[Dataset records]
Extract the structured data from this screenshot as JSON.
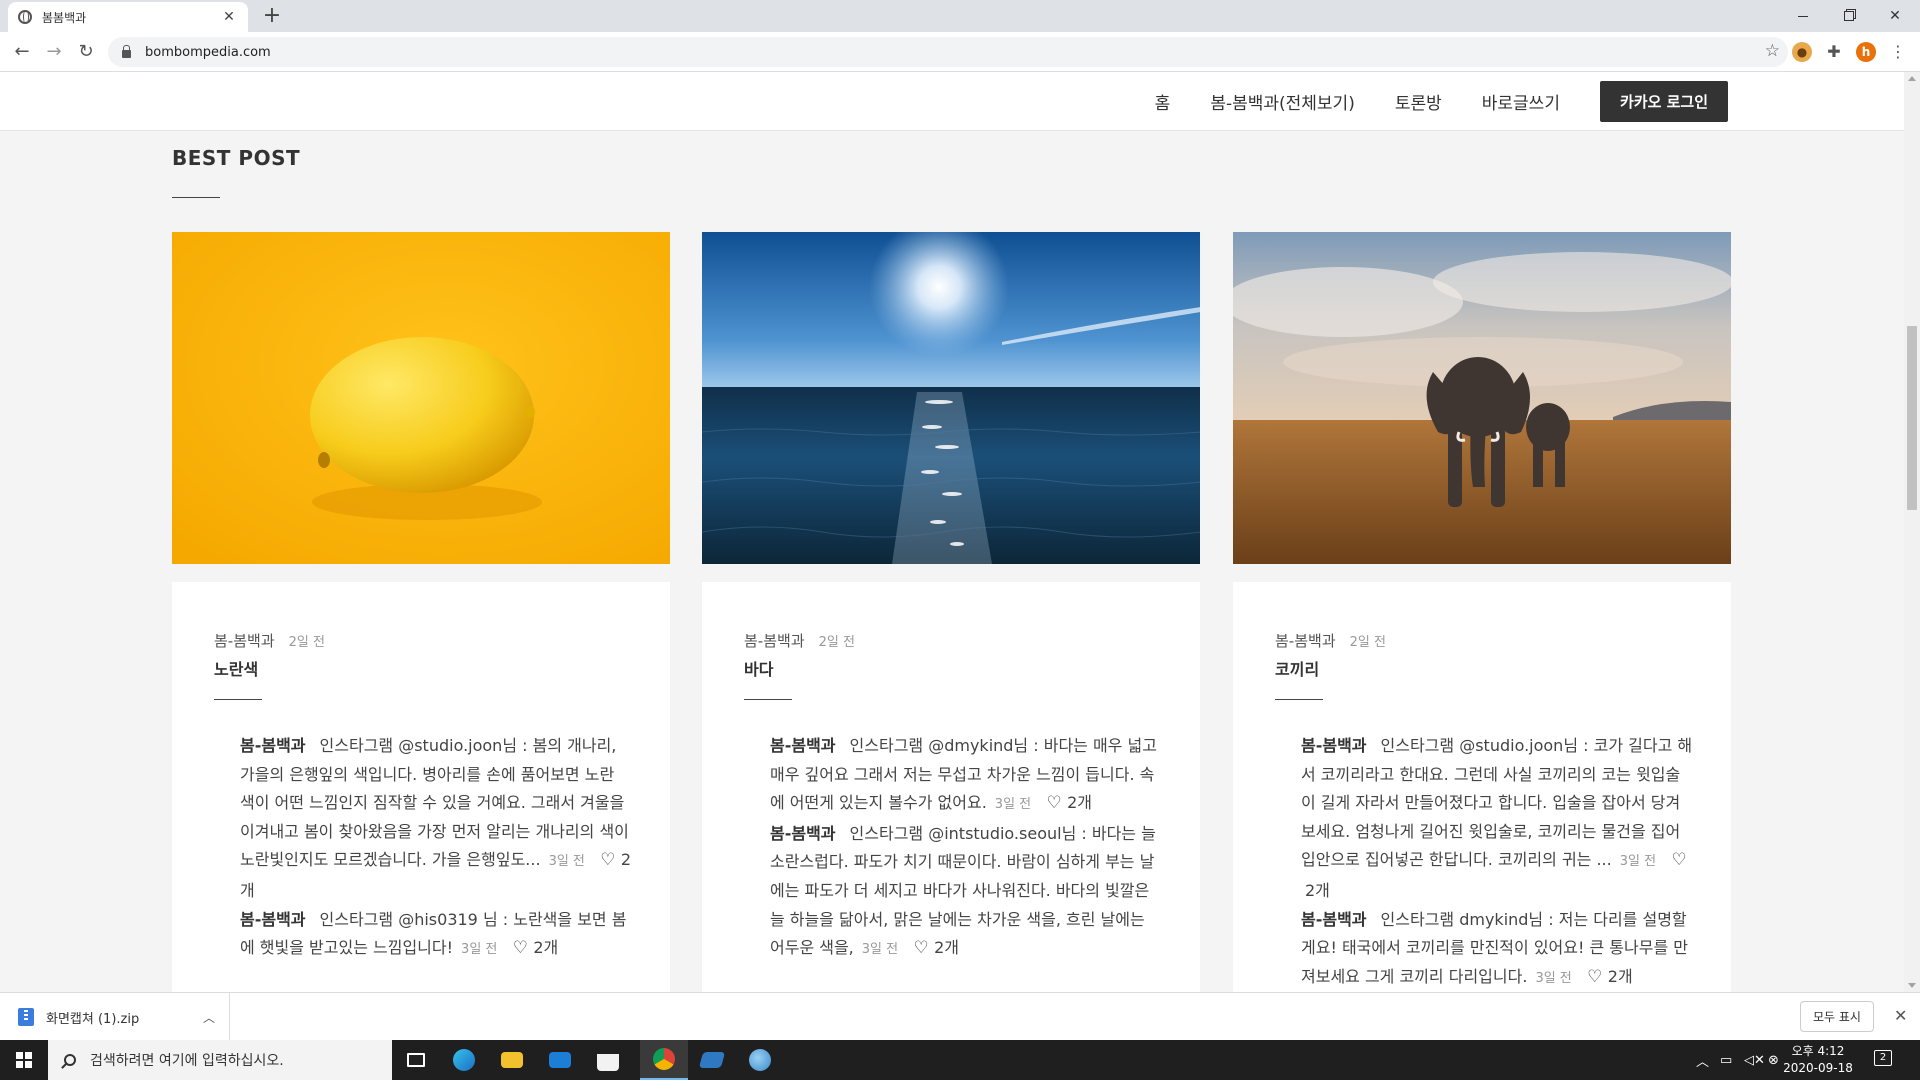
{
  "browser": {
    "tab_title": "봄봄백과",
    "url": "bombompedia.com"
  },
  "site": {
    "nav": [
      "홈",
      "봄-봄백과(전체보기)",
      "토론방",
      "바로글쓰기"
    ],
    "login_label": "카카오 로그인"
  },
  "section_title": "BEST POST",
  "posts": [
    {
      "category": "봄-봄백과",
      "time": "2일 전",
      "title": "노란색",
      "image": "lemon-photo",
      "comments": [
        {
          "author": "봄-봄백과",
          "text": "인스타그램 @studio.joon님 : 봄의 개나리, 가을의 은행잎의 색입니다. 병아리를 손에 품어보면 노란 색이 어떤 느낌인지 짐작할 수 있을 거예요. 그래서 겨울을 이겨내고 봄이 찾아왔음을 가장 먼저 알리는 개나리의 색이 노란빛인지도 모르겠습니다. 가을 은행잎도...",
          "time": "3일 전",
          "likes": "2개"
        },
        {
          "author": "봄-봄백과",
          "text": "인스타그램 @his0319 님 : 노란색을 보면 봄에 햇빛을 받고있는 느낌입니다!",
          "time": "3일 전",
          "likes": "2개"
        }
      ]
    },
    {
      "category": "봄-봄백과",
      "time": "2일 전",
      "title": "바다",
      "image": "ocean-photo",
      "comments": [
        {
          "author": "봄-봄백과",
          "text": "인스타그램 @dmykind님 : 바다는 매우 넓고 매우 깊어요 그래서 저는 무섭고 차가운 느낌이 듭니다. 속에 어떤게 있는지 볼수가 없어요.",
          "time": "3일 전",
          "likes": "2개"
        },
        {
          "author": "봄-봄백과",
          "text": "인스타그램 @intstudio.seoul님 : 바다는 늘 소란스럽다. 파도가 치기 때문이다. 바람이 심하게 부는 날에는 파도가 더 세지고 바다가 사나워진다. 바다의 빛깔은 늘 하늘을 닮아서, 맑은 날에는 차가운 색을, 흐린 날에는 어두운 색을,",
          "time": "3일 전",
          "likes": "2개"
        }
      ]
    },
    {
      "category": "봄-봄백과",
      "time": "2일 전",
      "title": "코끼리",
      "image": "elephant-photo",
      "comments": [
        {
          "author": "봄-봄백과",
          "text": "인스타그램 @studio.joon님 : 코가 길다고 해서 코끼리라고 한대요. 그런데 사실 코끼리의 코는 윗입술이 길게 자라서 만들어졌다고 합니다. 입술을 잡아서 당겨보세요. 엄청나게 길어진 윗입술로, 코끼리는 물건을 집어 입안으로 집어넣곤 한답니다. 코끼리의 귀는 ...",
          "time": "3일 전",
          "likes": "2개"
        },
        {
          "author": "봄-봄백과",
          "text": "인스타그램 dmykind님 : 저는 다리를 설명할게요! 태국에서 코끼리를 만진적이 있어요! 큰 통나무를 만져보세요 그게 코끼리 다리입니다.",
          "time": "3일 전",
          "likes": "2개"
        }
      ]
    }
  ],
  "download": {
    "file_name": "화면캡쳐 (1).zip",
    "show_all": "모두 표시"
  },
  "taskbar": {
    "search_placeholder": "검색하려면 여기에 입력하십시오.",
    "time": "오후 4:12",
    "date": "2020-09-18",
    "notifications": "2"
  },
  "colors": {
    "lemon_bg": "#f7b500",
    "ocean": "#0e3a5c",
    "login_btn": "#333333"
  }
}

Given problem: Restate the whole listing above exactly, except for its images.

Task output:
Extract the structured data from this screenshot as JSON.
{
  "browser": {
    "tab_title": "봄봄백과",
    "url": "bombompedia.com"
  },
  "site": {
    "nav": [
      "홈",
      "봄-봄백과(전체보기)",
      "토론방",
      "바로글쓰기"
    ],
    "login_label": "카카오 로그인"
  },
  "section_title": "BEST POST",
  "posts": [
    {
      "category": "봄-봄백과",
      "time": "2일 전",
      "title": "노란색",
      "image": "lemon-photo",
      "comments": [
        {
          "author": "봄-봄백과",
          "text": "인스타그램 @studio.joon님 : 봄의 개나리, 가을의 은행잎의 색입니다. 병아리를 손에 품어보면 노란 색이 어떤 느낌인지 짐작할 수 있을 거예요. 그래서 겨울을 이겨내고 봄이 찾아왔음을 가장 먼저 알리는 개나리의 색이 노란빛인지도 모르겠습니다. 가을 은행잎도...",
          "time": "3일 전",
          "likes": "2개"
        },
        {
          "author": "봄-봄백과",
          "text": "인스타그램 @his0319 님 : 노란색을 보면 봄에 햇빛을 받고있는 느낌입니다!",
          "time": "3일 전",
          "likes": "2개"
        }
      ]
    },
    {
      "category": "봄-봄백과",
      "time": "2일 전",
      "title": "바다",
      "image": "ocean-photo",
      "comments": [
        {
          "author": "봄-봄백과",
          "text": "인스타그램 @dmykind님 : 바다는 매우 넓고 매우 깊어요 그래서 저는 무섭고 차가운 느낌이 듭니다. 속에 어떤게 있는지 볼수가 없어요.",
          "time": "3일 전",
          "likes": "2개"
        },
        {
          "author": "봄-봄백과",
          "text": "인스타그램 @intstudio.seoul님 : 바다는 늘 소란스럽다. 파도가 치기 때문이다. 바람이 심하게 부는 날에는 파도가 더 세지고 바다가 사나워진다. 바다의 빛깔은 늘 하늘을 닮아서, 맑은 날에는 차가운 색을, 흐린 날에는 어두운 색을,",
          "time": "3일 전",
          "likes": "2개"
        }
      ]
    },
    {
      "category": "봄-봄백과",
      "time": "2일 전",
      "title": "코끼리",
      "image": "elephant-photo",
      "comments": [
        {
          "author": "봄-봄백과",
          "text": "인스타그램 @studio.joon님 : 코가 길다고 해서 코끼리라고 한대요. 그런데 사실 코끼리의 코는 윗입술이 길게 자라서 만들어졌다고 합니다. 입술을 잡아서 당겨보세요. 엄청나게 길어진 윗입술로, 코끼리는 물건을 집어 입안으로 집어넣곤 한답니다. 코끼리의 귀는 ...",
          "time": "3일 전",
          "likes": "2개"
        },
        {
          "author": "봄-봄백과",
          "text": "인스타그램 dmykind님 : 저는 다리를 설명할게요! 태국에서 코끼리를 만진적이 있어요! 큰 통나무를 만져보세요 그게 코끼리 다리입니다.",
          "time": "3일 전",
          "likes": "2개"
        }
      ]
    }
  ],
  "download": {
    "file_name": "화면캡쳐 (1).zip",
    "show_all": "모두 표시"
  },
  "taskbar": {
    "search_placeholder": "검색하려면 여기에 입력하십시오.",
    "time": "오후 4:12",
    "date": "2020-09-18",
    "notifications": "2"
  },
  "colors": {
    "lemon_bg": "#f7b500",
    "ocean": "#0e3a5c",
    "login_btn": "#333333"
  }
}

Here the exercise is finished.